(Data entries)

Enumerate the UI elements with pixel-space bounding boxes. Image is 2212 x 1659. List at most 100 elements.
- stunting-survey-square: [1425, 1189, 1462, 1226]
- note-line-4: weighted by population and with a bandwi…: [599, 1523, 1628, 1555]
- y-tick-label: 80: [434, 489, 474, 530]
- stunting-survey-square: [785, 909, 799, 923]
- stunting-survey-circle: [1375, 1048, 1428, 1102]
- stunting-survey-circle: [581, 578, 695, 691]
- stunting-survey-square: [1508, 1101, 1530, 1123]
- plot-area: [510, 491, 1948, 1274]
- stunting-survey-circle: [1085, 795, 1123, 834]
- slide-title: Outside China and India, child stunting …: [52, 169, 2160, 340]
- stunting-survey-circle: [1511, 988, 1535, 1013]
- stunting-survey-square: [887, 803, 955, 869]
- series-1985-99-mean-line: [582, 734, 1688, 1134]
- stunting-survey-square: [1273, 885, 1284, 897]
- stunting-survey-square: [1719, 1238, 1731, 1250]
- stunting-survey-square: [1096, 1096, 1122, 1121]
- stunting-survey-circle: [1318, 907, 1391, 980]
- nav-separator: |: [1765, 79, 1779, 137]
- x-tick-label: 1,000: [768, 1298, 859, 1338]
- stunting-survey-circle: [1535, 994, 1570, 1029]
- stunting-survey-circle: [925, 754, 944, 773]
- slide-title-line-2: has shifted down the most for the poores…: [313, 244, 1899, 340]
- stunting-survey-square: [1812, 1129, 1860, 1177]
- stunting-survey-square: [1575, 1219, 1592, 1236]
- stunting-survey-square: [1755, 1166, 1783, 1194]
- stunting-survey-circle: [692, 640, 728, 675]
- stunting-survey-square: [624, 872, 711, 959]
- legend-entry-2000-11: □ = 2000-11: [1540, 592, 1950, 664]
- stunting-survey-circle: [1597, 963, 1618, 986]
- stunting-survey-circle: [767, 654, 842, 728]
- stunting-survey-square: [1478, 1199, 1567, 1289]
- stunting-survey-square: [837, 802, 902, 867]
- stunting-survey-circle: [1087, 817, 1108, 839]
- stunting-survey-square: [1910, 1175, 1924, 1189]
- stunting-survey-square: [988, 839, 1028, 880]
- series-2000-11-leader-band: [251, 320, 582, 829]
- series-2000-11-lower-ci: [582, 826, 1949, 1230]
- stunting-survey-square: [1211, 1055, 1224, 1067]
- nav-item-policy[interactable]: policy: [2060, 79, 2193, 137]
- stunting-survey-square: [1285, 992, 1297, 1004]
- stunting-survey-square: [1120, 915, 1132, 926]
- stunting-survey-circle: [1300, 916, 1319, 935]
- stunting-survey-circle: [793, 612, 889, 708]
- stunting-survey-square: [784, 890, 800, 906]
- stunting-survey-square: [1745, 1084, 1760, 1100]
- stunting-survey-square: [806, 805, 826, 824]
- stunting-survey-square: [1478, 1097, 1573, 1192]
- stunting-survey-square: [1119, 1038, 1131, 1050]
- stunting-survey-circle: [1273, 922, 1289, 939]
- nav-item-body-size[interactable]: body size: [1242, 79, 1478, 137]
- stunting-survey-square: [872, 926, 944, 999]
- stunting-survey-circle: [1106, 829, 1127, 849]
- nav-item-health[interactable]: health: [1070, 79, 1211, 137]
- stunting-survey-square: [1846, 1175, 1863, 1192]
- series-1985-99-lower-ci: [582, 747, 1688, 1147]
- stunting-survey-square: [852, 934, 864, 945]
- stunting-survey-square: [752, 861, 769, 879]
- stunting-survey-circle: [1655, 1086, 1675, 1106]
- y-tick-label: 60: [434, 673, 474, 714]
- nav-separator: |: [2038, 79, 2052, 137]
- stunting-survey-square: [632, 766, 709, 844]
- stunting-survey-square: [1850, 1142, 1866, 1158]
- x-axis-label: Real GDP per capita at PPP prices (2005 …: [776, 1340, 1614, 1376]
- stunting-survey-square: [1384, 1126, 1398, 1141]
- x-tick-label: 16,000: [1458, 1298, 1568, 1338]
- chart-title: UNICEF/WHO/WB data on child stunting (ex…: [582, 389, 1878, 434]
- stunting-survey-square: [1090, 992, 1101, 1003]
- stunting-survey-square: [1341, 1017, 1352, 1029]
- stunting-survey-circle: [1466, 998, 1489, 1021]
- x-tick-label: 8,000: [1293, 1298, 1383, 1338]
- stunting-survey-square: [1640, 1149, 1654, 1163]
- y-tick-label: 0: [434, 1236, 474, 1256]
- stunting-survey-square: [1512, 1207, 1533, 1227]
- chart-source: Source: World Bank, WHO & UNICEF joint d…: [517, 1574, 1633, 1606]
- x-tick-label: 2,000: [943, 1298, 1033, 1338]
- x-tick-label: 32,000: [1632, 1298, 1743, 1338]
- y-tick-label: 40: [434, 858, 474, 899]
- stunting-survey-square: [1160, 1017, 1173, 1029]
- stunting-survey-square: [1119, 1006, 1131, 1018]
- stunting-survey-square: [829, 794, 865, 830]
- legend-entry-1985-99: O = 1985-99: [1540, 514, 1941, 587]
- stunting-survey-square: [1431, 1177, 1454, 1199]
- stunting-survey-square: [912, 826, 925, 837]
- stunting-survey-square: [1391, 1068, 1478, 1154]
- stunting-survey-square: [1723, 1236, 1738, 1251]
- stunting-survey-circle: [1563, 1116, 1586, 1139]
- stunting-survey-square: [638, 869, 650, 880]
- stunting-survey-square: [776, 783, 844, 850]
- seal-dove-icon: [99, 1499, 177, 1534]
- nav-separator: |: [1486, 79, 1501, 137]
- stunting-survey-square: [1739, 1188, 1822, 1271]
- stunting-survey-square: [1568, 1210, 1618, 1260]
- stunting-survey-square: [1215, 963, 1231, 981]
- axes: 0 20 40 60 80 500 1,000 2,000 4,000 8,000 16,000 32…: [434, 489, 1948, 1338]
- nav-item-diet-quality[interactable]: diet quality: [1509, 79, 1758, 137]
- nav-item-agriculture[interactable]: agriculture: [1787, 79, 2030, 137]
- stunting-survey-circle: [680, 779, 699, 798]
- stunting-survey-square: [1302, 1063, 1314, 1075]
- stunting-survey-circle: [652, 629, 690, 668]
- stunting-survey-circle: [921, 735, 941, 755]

## Set exercise
Rewrite the records above, changing every "stunting-survey-square" to "survey-square-marker" and leaving everything else as it is.

## The answer
Enumerate the UI elements with pixel-space bounding boxes. Image is 2212 x 1659. List at most 100 elements.
- survey-square-marker: [1425, 1189, 1462, 1226]
- note-line-4: weighted by population and with a bandwi…: [599, 1523, 1628, 1555]
- y-tick-label: 80: [434, 489, 474, 530]
- survey-square-marker: [785, 909, 799, 923]
- stunting-survey-circle: [1375, 1048, 1428, 1102]
- stunting-survey-circle: [581, 578, 695, 691]
- survey-square-marker: [1508, 1101, 1530, 1123]
- plot-area: [510, 491, 1948, 1274]
- stunting-survey-circle: [1085, 795, 1123, 834]
- slide-title: Outside China and India, child stunting …: [52, 169, 2160, 340]
- stunting-survey-circle: [1511, 988, 1535, 1013]
- survey-square-marker: [887, 803, 955, 869]
- series-1985-99-mean-line: [582, 734, 1688, 1134]
- survey-square-marker: [1273, 885, 1284, 897]
- survey-square-marker: [1719, 1238, 1731, 1250]
- survey-square-marker: [1096, 1096, 1122, 1121]
- stunting-survey-circle: [1318, 907, 1391, 980]
- nav-separator: |: [1765, 79, 1779, 137]
- x-tick-label: 1,000: [768, 1298, 859, 1338]
- stunting-survey-circle: [1535, 994, 1570, 1029]
- stunting-survey-circle: [925, 754, 944, 773]
- slide-title-line-2: has shifted down the most for the poores…: [313, 244, 1899, 340]
- survey-square-marker: [1812, 1129, 1860, 1177]
- survey-square-marker: [1575, 1219, 1592, 1236]
- survey-square-marker: [1755, 1166, 1783, 1194]
- stunting-survey-circle: [692, 640, 728, 675]
- survey-square-marker: [624, 872, 711, 959]
- legend-entry-2000-11: □ = 2000-11: [1540, 592, 1950, 664]
- stunting-survey-circle: [1597, 963, 1618, 986]
- stunting-survey-circle: [767, 654, 842, 728]
- survey-square-marker: [1478, 1199, 1567, 1289]
- survey-square-marker: [837, 802, 902, 867]
- stunting-survey-circle: [1087, 817, 1108, 839]
- survey-square-marker: [1910, 1175, 1924, 1189]
- survey-square-marker: [988, 839, 1028, 880]
- series-2000-11-leader-band: [251, 320, 582, 829]
- series-2000-11-lower-ci: [582, 826, 1949, 1230]
- survey-square-marker: [1211, 1055, 1224, 1067]
- nav-item-policy[interactable]: policy: [2060, 79, 2193, 137]
- survey-square-marker: [1285, 992, 1297, 1004]
- survey-square-marker: [1120, 915, 1132, 926]
- stunting-survey-circle: [1300, 916, 1319, 935]
- stunting-survey-circle: [793, 612, 889, 708]
- survey-square-marker: [784, 890, 800, 906]
- survey-square-marker: [1745, 1084, 1760, 1100]
- survey-square-marker: [806, 805, 826, 824]
- survey-square-marker: [1478, 1097, 1573, 1192]
- survey-square-marker: [1119, 1038, 1131, 1050]
- stunting-survey-circle: [1273, 922, 1289, 939]
- nav-item-body-size[interactable]: body size: [1242, 79, 1478, 137]
- survey-square-marker: [872, 926, 944, 999]
- stunting-survey-circle: [1106, 829, 1127, 849]
- nav-item-health[interactable]: health: [1070, 79, 1211, 137]
- survey-square-marker: [1846, 1175, 1863, 1192]
- series-1985-99-lower-ci: [582, 747, 1688, 1147]
- survey-square-marker: [852, 934, 864, 945]
- survey-square-marker: [752, 861, 769, 879]
- stunting-survey-circle: [1655, 1086, 1675, 1106]
- y-tick-label: 60: [434, 673, 474, 714]
- nav-separator: |: [2038, 79, 2052, 137]
- survey-square-marker: [632, 766, 709, 844]
- survey-square-marker: [1850, 1142, 1866, 1158]
- x-axis-label: Real GDP per capita at PPP prices (2005 …: [776, 1340, 1614, 1376]
- survey-square-marker: [1384, 1126, 1398, 1141]
- x-tick-label: 16,000: [1458, 1298, 1568, 1338]
- chart-title: UNICEF/WHO/WB data on child stunting (ex…: [582, 389, 1878, 434]
- survey-square-marker: [1090, 992, 1101, 1003]
- survey-square-marker: [1341, 1017, 1352, 1029]
- stunting-survey-circle: [1466, 998, 1489, 1021]
- x-tick-label: 8,000: [1293, 1298, 1383, 1338]
- survey-square-marker: [1640, 1149, 1654, 1163]
- y-tick-label: 0: [434, 1236, 474, 1256]
- survey-square-marker: [1512, 1207, 1533, 1227]
- chart-source: Source: World Bank, WHO & UNICEF joint d…: [517, 1574, 1633, 1606]
- x-tick-label: 2,000: [943, 1298, 1033, 1338]
- x-tick-label: 32,000: [1632, 1298, 1743, 1338]
- y-tick-label: 40: [434, 858, 474, 899]
- survey-square-marker: [1160, 1017, 1173, 1029]
- survey-square-marker: [1119, 1006, 1131, 1018]
- survey-square-marker: [829, 794, 865, 830]
- legend-entry-1985-99: O = 1985-99: [1540, 514, 1941, 587]
- survey-square-marker: [1431, 1177, 1454, 1199]
- survey-square-marker: [912, 826, 925, 837]
- survey-square-marker: [1391, 1068, 1478, 1154]
- survey-square-marker: [1723, 1236, 1738, 1251]
- stunting-survey-circle: [1563, 1116, 1586, 1139]
- survey-square-marker: [638, 869, 650, 880]
- survey-square-marker: [776, 783, 844, 850]
- seal-dove-icon: [99, 1499, 177, 1534]
- nav-separator: |: [1486, 79, 1501, 137]
- survey-square-marker: [1739, 1188, 1822, 1271]
- survey-square-marker: [1568, 1210, 1618, 1260]
- survey-square-marker: [1215, 963, 1231, 981]
- axes: 0 20 40 60 80 500 1,000 2,000 4,000 8,000 16,000 32…: [434, 489, 1948, 1338]
- nav-item-diet-quality[interactable]: diet quality: [1509, 79, 1758, 137]
- nav-item-agriculture[interactable]: agriculture: [1787, 79, 2030, 137]
- stunting-survey-circle: [680, 779, 699, 798]
- survey-square-marker: [1302, 1063, 1314, 1075]
- stunting-survey-circle: [652, 629, 690, 668]
- stunting-survey-circle: [921, 735, 941, 755]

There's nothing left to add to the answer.